• [Goal of the exercise]:
Check the listing below line by line and report how many lines hold "nous", with no other words.

• [Source data]:

◆ ◆ ◆ ◆

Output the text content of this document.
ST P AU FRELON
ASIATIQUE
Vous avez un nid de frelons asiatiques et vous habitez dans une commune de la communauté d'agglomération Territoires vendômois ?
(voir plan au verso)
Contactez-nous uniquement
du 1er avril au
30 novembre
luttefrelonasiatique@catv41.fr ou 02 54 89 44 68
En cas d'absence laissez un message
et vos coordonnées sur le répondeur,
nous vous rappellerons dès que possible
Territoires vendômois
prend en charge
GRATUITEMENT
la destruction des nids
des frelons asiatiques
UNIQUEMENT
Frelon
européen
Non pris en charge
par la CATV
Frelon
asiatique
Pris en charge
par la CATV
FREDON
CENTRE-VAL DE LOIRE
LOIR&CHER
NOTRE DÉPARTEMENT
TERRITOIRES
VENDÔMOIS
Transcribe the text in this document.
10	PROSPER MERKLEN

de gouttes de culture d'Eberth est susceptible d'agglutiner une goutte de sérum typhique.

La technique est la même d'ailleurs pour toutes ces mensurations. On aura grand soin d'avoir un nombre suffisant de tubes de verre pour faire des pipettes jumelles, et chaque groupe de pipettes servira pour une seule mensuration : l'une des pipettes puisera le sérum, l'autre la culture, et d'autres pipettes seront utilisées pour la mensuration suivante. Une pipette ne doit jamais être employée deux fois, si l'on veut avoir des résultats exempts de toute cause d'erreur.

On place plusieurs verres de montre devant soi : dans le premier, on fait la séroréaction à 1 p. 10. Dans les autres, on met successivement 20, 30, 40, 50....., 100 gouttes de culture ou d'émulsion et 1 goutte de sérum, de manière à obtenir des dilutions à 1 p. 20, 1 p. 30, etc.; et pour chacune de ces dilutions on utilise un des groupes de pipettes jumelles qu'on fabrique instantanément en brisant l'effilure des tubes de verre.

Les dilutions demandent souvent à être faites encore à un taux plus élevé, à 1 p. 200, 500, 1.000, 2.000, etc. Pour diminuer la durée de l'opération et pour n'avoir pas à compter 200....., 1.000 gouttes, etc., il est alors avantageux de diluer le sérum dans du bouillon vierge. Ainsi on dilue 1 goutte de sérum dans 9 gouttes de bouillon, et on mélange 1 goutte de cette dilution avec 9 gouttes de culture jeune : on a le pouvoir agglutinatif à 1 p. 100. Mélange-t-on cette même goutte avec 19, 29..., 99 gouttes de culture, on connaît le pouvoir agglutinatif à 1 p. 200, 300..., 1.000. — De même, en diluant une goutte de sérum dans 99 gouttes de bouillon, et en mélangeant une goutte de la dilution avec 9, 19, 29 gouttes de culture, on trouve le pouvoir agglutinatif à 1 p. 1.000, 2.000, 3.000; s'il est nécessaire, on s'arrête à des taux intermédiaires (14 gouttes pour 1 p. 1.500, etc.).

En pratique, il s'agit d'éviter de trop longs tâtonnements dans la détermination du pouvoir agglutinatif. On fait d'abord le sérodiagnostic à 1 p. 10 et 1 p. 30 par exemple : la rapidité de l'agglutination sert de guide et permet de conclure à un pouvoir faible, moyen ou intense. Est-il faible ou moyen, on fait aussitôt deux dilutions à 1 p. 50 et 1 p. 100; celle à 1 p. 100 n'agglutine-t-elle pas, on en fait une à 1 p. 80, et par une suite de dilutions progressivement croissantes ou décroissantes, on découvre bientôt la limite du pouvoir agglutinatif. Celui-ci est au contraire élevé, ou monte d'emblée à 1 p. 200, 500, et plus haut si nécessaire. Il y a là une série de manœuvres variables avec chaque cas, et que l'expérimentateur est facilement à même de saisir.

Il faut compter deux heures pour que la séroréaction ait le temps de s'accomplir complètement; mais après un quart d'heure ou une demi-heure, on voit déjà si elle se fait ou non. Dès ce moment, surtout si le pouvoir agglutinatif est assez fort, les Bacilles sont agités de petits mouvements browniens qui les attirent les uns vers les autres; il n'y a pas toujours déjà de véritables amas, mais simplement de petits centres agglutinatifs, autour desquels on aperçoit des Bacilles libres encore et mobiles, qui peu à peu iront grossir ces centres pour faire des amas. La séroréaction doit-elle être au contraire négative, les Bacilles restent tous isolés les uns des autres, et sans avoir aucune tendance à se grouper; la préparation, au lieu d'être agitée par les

◆ ◆ ◆ ◆

• [Task response]:
2